_Short task_. Transcribe the records below in full; pictures stay out of the copy.
** Start Supplied records **
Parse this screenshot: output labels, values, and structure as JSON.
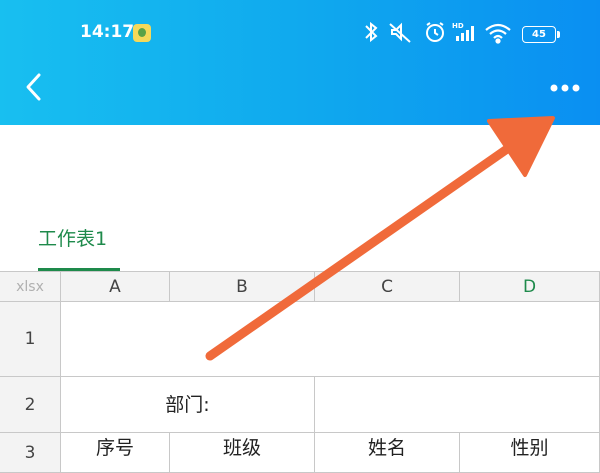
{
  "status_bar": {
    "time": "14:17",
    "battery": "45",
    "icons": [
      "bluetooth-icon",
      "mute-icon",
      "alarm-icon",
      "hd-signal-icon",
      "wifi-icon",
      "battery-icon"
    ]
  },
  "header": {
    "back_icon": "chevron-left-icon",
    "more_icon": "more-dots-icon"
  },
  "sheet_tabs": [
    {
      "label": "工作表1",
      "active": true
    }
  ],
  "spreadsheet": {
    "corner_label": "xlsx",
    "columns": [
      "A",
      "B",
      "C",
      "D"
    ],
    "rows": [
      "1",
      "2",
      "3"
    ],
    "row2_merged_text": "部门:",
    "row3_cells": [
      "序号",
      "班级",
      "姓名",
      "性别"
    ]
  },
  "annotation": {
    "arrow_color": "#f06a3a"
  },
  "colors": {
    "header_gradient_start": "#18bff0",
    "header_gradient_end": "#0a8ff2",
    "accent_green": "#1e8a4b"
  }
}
** End Supplied records **
_Correct response_.
Parse this screenshot: output labels, values, and structure as JSON.
{
  "status_bar": {
    "time": "14:17",
    "battery": "45",
    "icons": [
      "bluetooth-icon",
      "mute-icon",
      "alarm-icon",
      "hd-signal-icon",
      "wifi-icon",
      "battery-icon"
    ]
  },
  "header": {
    "back_icon": "chevron-left-icon",
    "more_icon": "more-dots-icon"
  },
  "sheet_tabs": [
    {
      "label": "工作表1",
      "active": true
    }
  ],
  "spreadsheet": {
    "corner_label": "xlsx",
    "columns": [
      "A",
      "B",
      "C",
      "D"
    ],
    "rows": [
      "1",
      "2",
      "3"
    ],
    "row2_merged_text": "部门:",
    "row3_cells": [
      "序号",
      "班级",
      "姓名",
      "性别"
    ]
  },
  "annotation": {
    "arrow_color": "#f06a3a"
  },
  "colors": {
    "header_gradient_start": "#18bff0",
    "header_gradient_end": "#0a8ff2",
    "accent_green": "#1e8a4b"
  }
}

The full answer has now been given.